### PROBLEM DETAILS
Your task is to repeat the entries exactly. Leave the pictures out.

### DATASET CONTENT
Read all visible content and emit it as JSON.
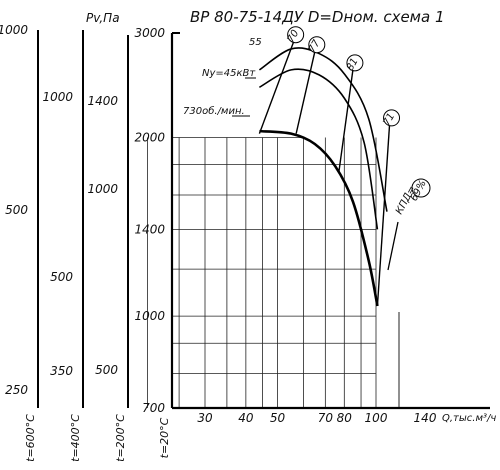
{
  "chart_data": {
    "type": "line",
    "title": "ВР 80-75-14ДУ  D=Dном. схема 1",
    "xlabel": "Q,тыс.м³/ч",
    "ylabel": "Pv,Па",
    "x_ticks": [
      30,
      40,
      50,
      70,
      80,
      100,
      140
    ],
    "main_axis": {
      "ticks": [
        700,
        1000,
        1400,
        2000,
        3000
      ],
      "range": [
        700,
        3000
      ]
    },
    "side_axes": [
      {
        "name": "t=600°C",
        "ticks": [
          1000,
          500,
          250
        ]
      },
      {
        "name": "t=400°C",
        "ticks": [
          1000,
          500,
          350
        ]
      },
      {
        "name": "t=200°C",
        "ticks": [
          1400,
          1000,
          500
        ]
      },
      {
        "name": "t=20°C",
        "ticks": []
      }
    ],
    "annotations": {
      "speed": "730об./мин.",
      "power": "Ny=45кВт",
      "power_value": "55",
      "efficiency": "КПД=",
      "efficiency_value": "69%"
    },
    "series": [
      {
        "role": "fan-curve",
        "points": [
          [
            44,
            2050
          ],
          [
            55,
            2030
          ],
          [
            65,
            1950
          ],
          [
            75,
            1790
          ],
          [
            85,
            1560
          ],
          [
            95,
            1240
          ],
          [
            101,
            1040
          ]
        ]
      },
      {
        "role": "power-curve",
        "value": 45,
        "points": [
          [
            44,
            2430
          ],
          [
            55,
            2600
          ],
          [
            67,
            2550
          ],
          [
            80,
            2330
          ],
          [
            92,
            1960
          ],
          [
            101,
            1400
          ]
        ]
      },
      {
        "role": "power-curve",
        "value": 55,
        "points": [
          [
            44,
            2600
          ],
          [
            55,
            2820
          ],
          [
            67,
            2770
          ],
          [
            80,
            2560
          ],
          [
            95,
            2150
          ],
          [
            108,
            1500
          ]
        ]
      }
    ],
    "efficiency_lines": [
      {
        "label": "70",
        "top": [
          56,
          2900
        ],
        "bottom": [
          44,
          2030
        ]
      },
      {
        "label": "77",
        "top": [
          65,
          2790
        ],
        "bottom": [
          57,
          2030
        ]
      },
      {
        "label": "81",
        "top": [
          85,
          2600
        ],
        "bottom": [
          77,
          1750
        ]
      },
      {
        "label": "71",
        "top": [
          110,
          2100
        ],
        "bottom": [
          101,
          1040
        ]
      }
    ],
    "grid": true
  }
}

### CORRECT RESULT
Read all visible content and emit it as JSON.
{
  "chart_data": {
    "type": "line",
    "title": "ВР 80-75-14ДУ  D=Dном. схема 1",
    "xlabel": "Q,тыс.м³/ч",
    "ylabel": "Pv,Па",
    "x_ticks": [
      30,
      40,
      50,
      70,
      80,
      100,
      140
    ],
    "main_axis": {
      "ticks": [
        700,
        1000,
        1400,
        2000,
        3000
      ],
      "range": [
        700,
        3000
      ]
    },
    "side_axes": [
      {
        "name": "t=600°C",
        "ticks": [
          1000,
          500,
          250
        ]
      },
      {
        "name": "t=400°C",
        "ticks": [
          1000,
          500,
          350
        ]
      },
      {
        "name": "t=200°C",
        "ticks": [
          1400,
          1000,
          500
        ]
      },
      {
        "name": "t=20°C",
        "ticks": []
      }
    ],
    "annotations": {
      "speed": "730об./мин.",
      "power": "Ny=45кВт",
      "power_value": "55",
      "efficiency": "КПД=",
      "efficiency_value": "69%"
    },
    "series": [
      {
        "role": "fan-curve",
        "points": [
          [
            44,
            2050
          ],
          [
            55,
            2030
          ],
          [
            65,
            1950
          ],
          [
            75,
            1790
          ],
          [
            85,
            1560
          ],
          [
            95,
            1240
          ],
          [
            101,
            1040
          ]
        ]
      },
      {
        "role": "power-curve",
        "value": 45,
        "points": [
          [
            44,
            2430
          ],
          [
            55,
            2600
          ],
          [
            67,
            2550
          ],
          [
            80,
            2330
          ],
          [
            92,
            1960
          ],
          [
            101,
            1400
          ]
        ]
      },
      {
        "role": "power-curve",
        "value": 55,
        "points": [
          [
            44,
            2600
          ],
          [
            55,
            2820
          ],
          [
            67,
            2770
          ],
          [
            80,
            2560
          ],
          [
            95,
            2150
          ],
          [
            108,
            1500
          ]
        ]
      }
    ],
    "efficiency_lines": [
      {
        "label": "70",
        "top": [
          56,
          2900
        ],
        "bottom": [
          44,
          2030
        ]
      },
      {
        "label": "77",
        "top": [
          65,
          2790
        ],
        "bottom": [
          57,
          2030
        ]
      },
      {
        "label": "81",
        "top": [
          85,
          2600
        ],
        "bottom": [
          77,
          1750
        ]
      },
      {
        "label": "71",
        "top": [
          110,
          2100
        ],
        "bottom": [
          101,
          1040
        ]
      }
    ],
    "grid": true
  }
}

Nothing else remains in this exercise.